● **Task directions**
Print the entries below in their entirety, exactly as they are written.

● **Available records**
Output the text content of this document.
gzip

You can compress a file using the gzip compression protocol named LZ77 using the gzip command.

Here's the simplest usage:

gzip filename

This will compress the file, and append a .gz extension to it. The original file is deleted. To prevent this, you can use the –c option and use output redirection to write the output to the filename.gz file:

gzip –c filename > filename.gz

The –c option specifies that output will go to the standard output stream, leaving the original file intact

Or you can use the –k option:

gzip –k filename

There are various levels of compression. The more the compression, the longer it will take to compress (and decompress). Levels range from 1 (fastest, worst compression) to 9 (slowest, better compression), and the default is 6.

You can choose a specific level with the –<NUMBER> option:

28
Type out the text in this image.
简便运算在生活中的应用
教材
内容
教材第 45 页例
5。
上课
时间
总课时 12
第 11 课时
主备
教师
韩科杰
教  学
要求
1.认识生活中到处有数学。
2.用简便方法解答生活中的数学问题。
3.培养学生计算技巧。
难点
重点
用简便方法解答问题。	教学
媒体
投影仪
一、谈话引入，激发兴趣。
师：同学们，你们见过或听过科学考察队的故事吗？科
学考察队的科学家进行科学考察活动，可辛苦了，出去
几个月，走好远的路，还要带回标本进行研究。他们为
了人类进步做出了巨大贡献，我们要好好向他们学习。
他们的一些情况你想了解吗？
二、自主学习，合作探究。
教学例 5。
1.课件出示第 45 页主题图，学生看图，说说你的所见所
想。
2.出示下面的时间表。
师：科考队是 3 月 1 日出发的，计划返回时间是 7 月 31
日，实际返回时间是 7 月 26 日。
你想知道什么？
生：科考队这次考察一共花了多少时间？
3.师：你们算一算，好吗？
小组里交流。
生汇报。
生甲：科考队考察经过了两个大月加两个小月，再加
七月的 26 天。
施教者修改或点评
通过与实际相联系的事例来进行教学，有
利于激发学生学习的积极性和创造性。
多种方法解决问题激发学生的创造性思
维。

● **Finished exercise**
Output the text content of this document.
gzip

You can compress a file using the gzip compression protocol named LZ77 using the gzip command.

Here's the simplest usage:

gzip filename

This will compress the file, and append a .gz extension to it. The original file is deleted. To prevent this, you can use the –c option and use output redirection to write the output to the filename.gz file:

gzip –c filename > filename.gz

The –c option specifies that output will go to the standard output stream, leaving the original file intact

Or you can use the –k option:

gzip –k filename

There are various levels of compression. The more the compression, the longer it will take to compress (and decompress). Levels range from 1 (fastest, worst compression) to 9 (slowest, better compression), and the default is 6.

You can choose a specific level with the –<NUMBER> option:

28
Type out the text in this image.
简便运算在生活中的应用
教材
内容
教材第 45 页例
5。
上课
时间
总课时 12
第 11 课时
主备
教师
韩科杰
教  学
要求
1.认识生活中到处有数学。
2.用简便方法解答生活中的数学问题。
3.培养学生计算技巧。
难点
重点
用简便方法解答问题。	教学
媒体
投影仪
一、谈话引入，激发兴趣。
师：同学们，你们见过或听过科学考察队的故事吗？科
学考察队的科学家进行科学考察活动，可辛苦了，出去
几个月，走好远的路，还要带回标本进行研究。他们为
了人类进步做出了巨大贡献，我们要好好向他们学习。
他们的一些情况你想了解吗？
二、自主学习，合作探究。
教学例 5。
1.课件出示第 45 页主题图，学生看图，说说你的所见所
想。
2.出示下面的时间表。
师：科考队是 3 月 1 日出发的，计划返回时间是 7 月 31
日，实际返回时间是 7 月 26 日。
你想知道什么？
生：科考队这次考察一共花了多少时间？
3.师：你们算一算，好吗？
小组里交流。
生汇报。
生甲：科考队考察经过了两个大月加两个小月，再加
七月的 26 天。
施教者修改或点评
通过与实际相联系的事例来进行教学，有
利于激发学生学习的积极性和创造性。
多种方法解决问题激发学生的创造性思
维。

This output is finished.